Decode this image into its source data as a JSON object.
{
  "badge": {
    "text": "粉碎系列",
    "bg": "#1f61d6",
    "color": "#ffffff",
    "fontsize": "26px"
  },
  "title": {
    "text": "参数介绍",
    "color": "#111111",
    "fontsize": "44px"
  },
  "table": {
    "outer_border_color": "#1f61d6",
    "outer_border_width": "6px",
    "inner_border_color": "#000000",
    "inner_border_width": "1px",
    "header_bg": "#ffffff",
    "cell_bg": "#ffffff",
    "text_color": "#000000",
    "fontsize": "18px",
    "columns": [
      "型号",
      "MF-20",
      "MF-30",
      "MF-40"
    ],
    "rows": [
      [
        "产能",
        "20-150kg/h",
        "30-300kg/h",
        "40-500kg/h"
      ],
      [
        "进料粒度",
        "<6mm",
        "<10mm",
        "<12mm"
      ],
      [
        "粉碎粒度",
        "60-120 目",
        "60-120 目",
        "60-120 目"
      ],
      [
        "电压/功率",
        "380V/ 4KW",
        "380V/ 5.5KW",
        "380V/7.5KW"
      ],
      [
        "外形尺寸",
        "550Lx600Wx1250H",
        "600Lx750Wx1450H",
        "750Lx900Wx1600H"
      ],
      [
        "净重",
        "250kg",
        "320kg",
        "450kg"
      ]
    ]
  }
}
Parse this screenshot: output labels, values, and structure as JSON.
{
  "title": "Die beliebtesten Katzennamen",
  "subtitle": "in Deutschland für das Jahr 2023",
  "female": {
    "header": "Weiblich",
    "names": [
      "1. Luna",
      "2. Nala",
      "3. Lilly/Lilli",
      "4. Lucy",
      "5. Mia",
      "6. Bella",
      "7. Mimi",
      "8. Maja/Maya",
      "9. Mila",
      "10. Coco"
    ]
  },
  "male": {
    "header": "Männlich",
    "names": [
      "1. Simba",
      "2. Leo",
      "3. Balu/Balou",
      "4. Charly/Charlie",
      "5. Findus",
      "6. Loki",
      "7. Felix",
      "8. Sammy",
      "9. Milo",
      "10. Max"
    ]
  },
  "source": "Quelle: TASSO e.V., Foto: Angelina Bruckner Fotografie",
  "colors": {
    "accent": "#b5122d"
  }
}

☆ ☆ ☆ ☆ ☆ ☆ ☆

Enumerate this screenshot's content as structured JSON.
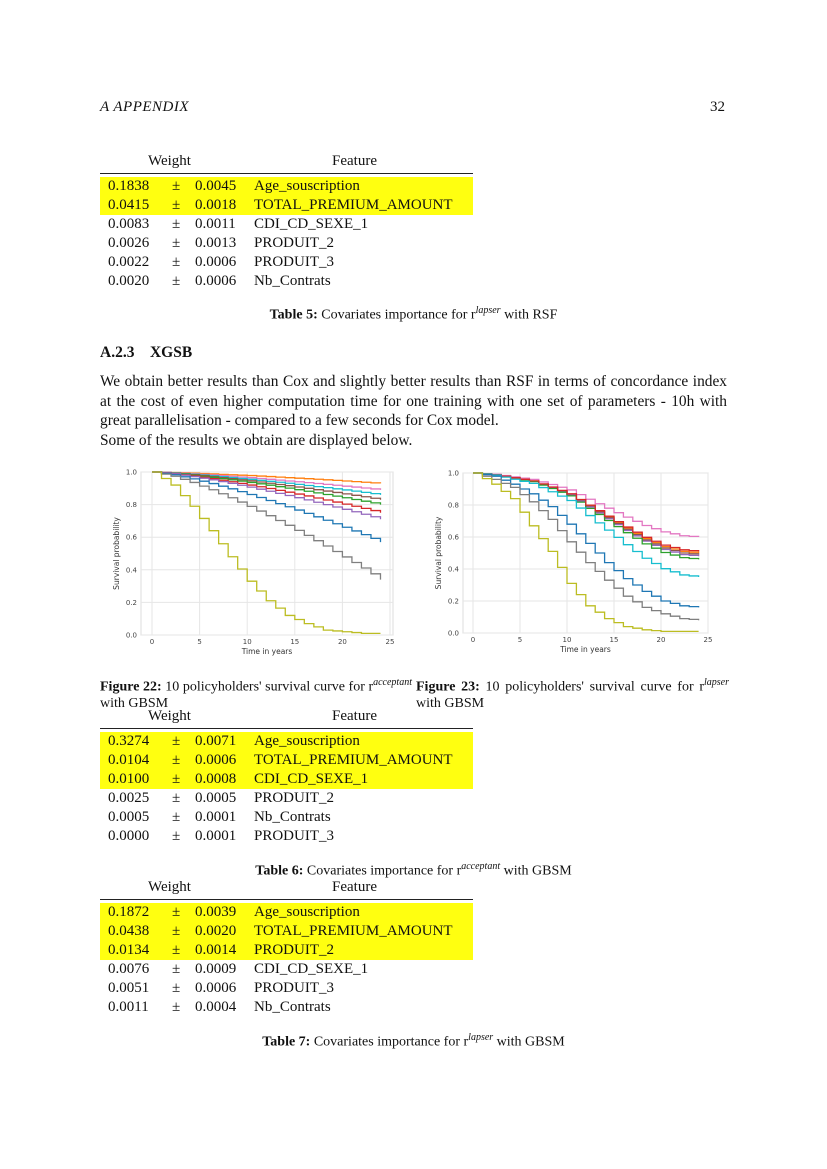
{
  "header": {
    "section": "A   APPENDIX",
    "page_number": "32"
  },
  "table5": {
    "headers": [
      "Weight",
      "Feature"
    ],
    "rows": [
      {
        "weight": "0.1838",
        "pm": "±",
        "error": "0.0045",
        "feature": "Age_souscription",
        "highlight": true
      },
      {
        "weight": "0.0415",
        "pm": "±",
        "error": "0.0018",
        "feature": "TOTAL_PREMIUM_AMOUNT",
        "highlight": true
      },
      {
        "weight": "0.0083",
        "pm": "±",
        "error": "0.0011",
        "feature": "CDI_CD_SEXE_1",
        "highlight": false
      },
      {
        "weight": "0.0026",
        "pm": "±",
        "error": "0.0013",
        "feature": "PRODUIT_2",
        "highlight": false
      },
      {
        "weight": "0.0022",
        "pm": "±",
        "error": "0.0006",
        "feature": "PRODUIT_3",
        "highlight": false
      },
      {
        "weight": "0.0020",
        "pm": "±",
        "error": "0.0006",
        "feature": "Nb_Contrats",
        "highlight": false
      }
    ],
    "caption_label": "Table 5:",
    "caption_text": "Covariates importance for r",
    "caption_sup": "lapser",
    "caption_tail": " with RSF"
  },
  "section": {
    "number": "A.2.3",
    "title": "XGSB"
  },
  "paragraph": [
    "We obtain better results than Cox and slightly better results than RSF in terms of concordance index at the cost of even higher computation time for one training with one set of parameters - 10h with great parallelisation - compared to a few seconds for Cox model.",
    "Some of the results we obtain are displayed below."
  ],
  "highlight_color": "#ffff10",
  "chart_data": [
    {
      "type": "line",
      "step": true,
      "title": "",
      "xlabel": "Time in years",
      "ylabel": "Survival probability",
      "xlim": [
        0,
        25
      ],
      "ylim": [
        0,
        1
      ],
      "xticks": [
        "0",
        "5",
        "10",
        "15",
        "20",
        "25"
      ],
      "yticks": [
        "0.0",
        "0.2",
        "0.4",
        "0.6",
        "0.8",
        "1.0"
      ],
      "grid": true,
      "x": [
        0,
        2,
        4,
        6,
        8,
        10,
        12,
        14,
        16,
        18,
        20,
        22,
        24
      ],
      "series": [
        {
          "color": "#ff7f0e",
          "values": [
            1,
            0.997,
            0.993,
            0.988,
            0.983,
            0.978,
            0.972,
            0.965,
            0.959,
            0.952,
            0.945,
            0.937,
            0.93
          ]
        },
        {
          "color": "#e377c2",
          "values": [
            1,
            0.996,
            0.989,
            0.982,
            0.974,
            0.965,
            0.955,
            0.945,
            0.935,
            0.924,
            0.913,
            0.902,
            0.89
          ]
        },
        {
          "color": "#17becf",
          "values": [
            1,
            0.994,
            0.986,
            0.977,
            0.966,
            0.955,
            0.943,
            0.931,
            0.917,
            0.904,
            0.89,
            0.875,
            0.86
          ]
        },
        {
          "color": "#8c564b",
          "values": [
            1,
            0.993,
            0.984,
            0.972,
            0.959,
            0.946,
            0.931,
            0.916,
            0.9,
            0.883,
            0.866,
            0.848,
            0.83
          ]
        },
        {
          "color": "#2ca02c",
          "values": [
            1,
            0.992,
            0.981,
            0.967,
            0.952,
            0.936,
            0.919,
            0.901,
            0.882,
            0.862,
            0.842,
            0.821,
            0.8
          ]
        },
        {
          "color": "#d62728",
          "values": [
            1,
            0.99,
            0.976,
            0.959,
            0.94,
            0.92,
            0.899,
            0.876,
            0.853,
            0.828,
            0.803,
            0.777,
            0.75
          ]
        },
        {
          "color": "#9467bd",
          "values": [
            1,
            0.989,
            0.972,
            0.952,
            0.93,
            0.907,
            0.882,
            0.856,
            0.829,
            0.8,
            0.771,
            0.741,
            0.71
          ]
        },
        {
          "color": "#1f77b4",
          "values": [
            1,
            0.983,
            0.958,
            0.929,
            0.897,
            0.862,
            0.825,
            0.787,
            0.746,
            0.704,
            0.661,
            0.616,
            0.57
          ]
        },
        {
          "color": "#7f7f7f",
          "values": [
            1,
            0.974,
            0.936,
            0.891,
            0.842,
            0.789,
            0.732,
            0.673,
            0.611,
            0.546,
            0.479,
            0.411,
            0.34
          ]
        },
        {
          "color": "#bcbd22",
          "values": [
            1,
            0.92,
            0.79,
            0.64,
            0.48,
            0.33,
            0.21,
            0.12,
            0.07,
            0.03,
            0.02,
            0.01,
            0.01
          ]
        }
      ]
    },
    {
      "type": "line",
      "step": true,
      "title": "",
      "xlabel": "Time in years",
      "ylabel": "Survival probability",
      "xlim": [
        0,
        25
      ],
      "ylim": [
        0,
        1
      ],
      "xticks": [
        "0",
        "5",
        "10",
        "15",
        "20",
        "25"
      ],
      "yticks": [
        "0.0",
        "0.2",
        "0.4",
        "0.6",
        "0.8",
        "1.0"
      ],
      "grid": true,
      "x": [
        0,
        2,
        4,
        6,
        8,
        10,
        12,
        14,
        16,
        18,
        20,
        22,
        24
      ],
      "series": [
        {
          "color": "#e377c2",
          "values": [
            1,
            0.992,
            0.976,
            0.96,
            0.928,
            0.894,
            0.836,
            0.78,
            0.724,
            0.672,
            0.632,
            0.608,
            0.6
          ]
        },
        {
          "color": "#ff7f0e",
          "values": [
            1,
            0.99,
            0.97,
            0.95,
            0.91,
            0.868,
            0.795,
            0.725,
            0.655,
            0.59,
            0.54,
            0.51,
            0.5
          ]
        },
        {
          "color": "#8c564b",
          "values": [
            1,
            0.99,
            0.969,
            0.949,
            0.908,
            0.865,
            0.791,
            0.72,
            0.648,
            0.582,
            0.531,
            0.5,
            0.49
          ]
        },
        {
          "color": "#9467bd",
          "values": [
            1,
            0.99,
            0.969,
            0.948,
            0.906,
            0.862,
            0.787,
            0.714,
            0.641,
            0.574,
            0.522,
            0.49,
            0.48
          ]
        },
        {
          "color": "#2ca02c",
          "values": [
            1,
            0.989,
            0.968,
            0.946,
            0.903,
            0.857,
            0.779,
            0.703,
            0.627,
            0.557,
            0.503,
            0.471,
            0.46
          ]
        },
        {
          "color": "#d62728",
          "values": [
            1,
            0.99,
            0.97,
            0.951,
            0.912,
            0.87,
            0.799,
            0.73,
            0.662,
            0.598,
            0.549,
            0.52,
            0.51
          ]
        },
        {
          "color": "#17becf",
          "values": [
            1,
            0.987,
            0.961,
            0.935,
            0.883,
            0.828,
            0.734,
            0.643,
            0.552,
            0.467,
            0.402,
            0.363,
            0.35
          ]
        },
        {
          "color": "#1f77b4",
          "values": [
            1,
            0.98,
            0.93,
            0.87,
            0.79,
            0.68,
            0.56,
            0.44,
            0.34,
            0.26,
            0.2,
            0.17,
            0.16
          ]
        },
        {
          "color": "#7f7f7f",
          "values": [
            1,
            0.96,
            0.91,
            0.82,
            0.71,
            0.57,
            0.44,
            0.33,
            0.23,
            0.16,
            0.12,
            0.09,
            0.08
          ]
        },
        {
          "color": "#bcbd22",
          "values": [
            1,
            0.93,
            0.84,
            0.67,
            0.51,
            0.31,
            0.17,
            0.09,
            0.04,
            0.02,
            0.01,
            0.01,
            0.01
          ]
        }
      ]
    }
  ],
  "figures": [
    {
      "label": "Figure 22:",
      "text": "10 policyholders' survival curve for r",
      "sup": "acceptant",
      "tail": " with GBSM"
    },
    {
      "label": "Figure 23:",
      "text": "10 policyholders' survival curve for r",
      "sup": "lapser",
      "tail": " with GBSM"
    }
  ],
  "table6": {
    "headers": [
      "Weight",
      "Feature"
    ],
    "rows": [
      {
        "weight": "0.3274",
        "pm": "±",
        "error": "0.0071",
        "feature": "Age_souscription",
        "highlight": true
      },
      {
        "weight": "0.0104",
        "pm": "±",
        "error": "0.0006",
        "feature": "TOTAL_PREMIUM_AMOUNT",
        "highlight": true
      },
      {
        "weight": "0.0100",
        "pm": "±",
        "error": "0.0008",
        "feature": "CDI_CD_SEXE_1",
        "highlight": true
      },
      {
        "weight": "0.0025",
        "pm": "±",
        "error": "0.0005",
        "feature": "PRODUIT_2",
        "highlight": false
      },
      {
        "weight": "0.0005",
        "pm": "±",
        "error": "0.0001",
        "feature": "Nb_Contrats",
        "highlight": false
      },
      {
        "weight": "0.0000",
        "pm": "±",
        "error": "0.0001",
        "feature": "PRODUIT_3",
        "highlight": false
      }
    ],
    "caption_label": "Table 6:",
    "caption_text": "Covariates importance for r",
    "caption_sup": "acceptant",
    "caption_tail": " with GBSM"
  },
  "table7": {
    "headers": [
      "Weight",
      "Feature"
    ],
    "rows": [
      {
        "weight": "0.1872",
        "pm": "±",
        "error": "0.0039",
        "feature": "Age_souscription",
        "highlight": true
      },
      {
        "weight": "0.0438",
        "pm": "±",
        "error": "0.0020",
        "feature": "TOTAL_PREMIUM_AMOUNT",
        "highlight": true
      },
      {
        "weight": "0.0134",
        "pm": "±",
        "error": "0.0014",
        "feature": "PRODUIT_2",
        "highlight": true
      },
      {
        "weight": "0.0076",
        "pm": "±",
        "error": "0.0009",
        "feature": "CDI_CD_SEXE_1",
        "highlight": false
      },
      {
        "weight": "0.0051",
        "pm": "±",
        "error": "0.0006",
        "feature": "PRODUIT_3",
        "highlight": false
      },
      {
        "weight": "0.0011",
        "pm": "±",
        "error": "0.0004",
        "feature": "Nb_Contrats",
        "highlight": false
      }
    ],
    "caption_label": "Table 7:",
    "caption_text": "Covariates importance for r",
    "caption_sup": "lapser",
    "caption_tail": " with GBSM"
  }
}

☆ ☆ ☆ ☆ ☆ ☆ ☆

Challenge:
Pick out the lines above that hold the string "JSON" and show them.

Expected answer:
Decode this image into its source data as a JSON object.
Parse this screenshot: output labels, values, and structure as JSON.
Enumerate this screenshot's content as structured JSON.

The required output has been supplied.